TASK TO COMPLETE – Which lines below hold the word "completely"? Report each one.

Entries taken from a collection
========

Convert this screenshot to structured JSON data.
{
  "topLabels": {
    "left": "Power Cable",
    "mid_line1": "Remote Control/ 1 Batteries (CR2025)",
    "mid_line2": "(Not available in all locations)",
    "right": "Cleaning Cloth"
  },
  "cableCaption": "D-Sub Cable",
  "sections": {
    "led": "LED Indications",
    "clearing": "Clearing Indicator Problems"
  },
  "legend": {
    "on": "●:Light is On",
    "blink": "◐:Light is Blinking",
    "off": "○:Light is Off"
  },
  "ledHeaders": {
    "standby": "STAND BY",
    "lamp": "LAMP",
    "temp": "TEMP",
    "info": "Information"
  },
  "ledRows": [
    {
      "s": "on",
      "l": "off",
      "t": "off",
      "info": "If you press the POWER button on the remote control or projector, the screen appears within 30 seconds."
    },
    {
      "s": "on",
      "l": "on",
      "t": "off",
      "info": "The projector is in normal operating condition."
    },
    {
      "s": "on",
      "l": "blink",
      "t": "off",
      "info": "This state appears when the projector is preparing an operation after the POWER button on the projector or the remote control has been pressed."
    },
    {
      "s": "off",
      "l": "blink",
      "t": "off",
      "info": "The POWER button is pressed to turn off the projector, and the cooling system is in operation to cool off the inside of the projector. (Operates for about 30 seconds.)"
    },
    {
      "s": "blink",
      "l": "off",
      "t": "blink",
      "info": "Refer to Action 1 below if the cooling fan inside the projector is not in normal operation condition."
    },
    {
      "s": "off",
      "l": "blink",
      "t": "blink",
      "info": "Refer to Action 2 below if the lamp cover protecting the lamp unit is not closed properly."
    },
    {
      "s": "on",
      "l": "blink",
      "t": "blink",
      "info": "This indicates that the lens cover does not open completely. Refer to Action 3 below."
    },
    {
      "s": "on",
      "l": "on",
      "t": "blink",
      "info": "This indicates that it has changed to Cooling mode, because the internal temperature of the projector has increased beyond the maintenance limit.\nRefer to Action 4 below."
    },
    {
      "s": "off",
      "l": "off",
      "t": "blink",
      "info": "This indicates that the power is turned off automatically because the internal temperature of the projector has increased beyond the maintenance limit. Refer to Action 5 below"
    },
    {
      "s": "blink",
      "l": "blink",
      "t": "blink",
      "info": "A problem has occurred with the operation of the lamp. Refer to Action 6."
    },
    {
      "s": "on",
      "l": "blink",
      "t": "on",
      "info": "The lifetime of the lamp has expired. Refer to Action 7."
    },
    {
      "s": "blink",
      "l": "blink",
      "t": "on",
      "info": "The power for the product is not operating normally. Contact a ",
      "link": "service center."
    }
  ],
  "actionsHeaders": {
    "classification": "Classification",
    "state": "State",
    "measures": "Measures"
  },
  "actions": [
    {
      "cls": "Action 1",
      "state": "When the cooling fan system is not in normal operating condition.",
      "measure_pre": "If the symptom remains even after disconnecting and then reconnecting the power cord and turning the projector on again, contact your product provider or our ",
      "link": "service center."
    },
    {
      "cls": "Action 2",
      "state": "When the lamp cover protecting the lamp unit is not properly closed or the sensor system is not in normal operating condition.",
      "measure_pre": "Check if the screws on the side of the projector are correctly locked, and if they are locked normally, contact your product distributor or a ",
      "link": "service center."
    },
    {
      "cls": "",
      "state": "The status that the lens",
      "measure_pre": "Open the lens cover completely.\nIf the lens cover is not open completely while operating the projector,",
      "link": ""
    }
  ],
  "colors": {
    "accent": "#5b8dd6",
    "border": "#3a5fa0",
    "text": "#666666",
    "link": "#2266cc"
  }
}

========

THE SOLUTION –
      "info": "This indicates that the lens cover does not open completely. Refer to Action 3 below."
      "measure_pre": "Open the lens cover completely.\nIf the lens cover is not open completely while operating the projector,",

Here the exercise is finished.